──────── Data for this task

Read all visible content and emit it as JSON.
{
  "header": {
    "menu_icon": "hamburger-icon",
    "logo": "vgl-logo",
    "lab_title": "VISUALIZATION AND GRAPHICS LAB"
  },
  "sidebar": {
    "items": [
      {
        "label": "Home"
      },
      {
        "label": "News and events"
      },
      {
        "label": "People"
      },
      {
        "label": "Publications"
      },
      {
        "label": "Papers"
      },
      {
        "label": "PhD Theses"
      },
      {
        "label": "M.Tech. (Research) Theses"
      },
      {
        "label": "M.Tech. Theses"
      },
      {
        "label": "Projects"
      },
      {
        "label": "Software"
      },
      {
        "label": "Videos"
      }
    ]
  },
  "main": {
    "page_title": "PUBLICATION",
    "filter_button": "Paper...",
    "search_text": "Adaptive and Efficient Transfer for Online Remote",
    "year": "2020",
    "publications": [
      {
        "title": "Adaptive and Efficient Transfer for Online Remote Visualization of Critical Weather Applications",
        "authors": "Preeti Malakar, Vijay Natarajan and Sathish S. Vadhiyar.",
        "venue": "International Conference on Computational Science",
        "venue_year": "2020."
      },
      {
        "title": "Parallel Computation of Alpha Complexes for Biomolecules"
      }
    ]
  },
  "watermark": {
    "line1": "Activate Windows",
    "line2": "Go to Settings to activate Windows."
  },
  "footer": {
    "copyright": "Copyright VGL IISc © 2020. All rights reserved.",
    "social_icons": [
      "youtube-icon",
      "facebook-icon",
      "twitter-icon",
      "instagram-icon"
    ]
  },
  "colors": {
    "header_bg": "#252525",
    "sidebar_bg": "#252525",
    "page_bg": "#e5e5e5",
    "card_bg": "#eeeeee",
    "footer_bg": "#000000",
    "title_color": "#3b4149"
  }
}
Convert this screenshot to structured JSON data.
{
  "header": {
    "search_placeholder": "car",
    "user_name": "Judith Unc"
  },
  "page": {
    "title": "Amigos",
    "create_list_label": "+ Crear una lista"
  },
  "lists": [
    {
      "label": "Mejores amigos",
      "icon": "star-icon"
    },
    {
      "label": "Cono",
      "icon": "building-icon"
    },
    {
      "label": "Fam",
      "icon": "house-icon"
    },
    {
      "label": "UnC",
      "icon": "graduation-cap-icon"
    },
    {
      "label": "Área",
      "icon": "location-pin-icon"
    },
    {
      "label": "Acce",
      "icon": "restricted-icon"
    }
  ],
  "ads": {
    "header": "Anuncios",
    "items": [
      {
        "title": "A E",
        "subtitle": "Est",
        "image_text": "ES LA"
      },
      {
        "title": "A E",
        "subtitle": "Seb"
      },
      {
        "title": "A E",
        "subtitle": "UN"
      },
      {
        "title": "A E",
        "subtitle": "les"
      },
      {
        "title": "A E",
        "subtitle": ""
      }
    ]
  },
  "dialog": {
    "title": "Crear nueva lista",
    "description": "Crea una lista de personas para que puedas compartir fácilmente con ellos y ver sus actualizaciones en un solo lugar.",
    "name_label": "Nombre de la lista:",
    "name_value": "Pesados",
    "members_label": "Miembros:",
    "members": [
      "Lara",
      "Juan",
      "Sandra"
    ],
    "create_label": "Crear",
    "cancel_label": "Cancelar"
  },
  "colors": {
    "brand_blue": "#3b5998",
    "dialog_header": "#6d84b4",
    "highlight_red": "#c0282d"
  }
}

────────────────

### What is needed
Reproduce the material precisely, including every line.

### The completed task
Read all visible content and emit it as JSON.
{
  "header": {
    "menu_icon": "hamburger-icon",
    "logo": "vgl-logo",
    "lab_title": "VISUALIZATION AND GRAPHICS LAB"
  },
  "sidebar": {
    "items": [
      {
        "label": "Home"
      },
      {
        "label": "News and events"
      },
      {
        "label": "People"
      },
      {
        "label": "Publications"
      },
      {
        "label": "Papers"
      },
      {
        "label": "PhD Theses"
      },
      {
        "label": "M.Tech. (Research) Theses"
      },
      {
        "label": "M.Tech. Theses"
      },
      {
        "label": "Projects"
      },
      {
        "label": "Software"
      },
      {
        "label": "Videos"
      }
    ]
  },
  "main": {
    "page_title": "PUBLICATION",
    "filter_button": "Paper...",
    "search_text": "Adaptive and Efficient Transfer for Online Remote",
    "year": "2020",
    "publications": [
      {
        "title": "Adaptive and Efficient Transfer for Online Remote Visualization of Critical Weather Applications",
        "authors": "Preeti Malakar, Vijay Natarajan and Sathish S. Vadhiyar.",
        "venue": "International Conference on Computational Science",
        "venue_year": "2020."
      },
      {
        "title": "Parallel Computation of Alpha Complexes for Biomolecules"
      }
    ]
  },
  "watermark": {
    "line1": "Activate Windows",
    "line2": "Go to Settings to activate Windows."
  },
  "footer": {
    "copyright": "Copyright VGL IISc © 2020. All rights reserved.",
    "social_icons": [
      "youtube-icon",
      "facebook-icon",
      "twitter-icon",
      "instagram-icon"
    ]
  },
  "colors": {
    "header_bg": "#252525",
    "sidebar_bg": "#252525",
    "page_bg": "#e5e5e5",
    "card_bg": "#eeeeee",
    "footer_bg": "#000000",
    "title_color": "#3b4149"
  }
}
Convert this screenshot to structured JSON data.
{
  "header": {
    "search_placeholder": "car",
    "user_name": "Judith Unc"
  },
  "page": {
    "title": "Amigos",
    "create_list_label": "+ Crear una lista"
  },
  "lists": [
    {
      "label": "Mejores amigos",
      "icon": "star-icon"
    },
    {
      "label": "Cono",
      "icon": "building-icon"
    },
    {
      "label": "Fam",
      "icon": "house-icon"
    },
    {
      "label": "UnC",
      "icon": "graduation-cap-icon"
    },
    {
      "label": "Área",
      "icon": "location-pin-icon"
    },
    {
      "label": "Acce",
      "icon": "restricted-icon"
    }
  ],
  "ads": {
    "header": "Anuncios",
    "items": [
      {
        "title": "A E",
        "subtitle": "Est",
        "image_text": "ES LA"
      },
      {
        "title": "A E",
        "subtitle": "Seb"
      },
      {
        "title": "A E",
        "subtitle": "UN"
      },
      {
        "title": "A E",
        "subtitle": "les"
      },
      {
        "title": "A E",
        "subtitle": ""
      }
    ]
  },
  "dialog": {
    "title": "Crear nueva lista",
    "description": "Crea una lista de personas para que puedas compartir fácilmente con ellos y ver sus actualizaciones en un solo lugar.",
    "name_label": "Nombre de la lista:",
    "name_value": "Pesados",
    "members_label": "Miembros:",
    "members": [
      "Lara",
      "Juan",
      "Sandra"
    ],
    "create_label": "Crear",
    "cancel_label": "Cancelar"
  },
  "colors": {
    "brand_blue": "#3b5998",
    "dialog_header": "#6d84b4",
    "highlight_red": "#c0282d"
  }
}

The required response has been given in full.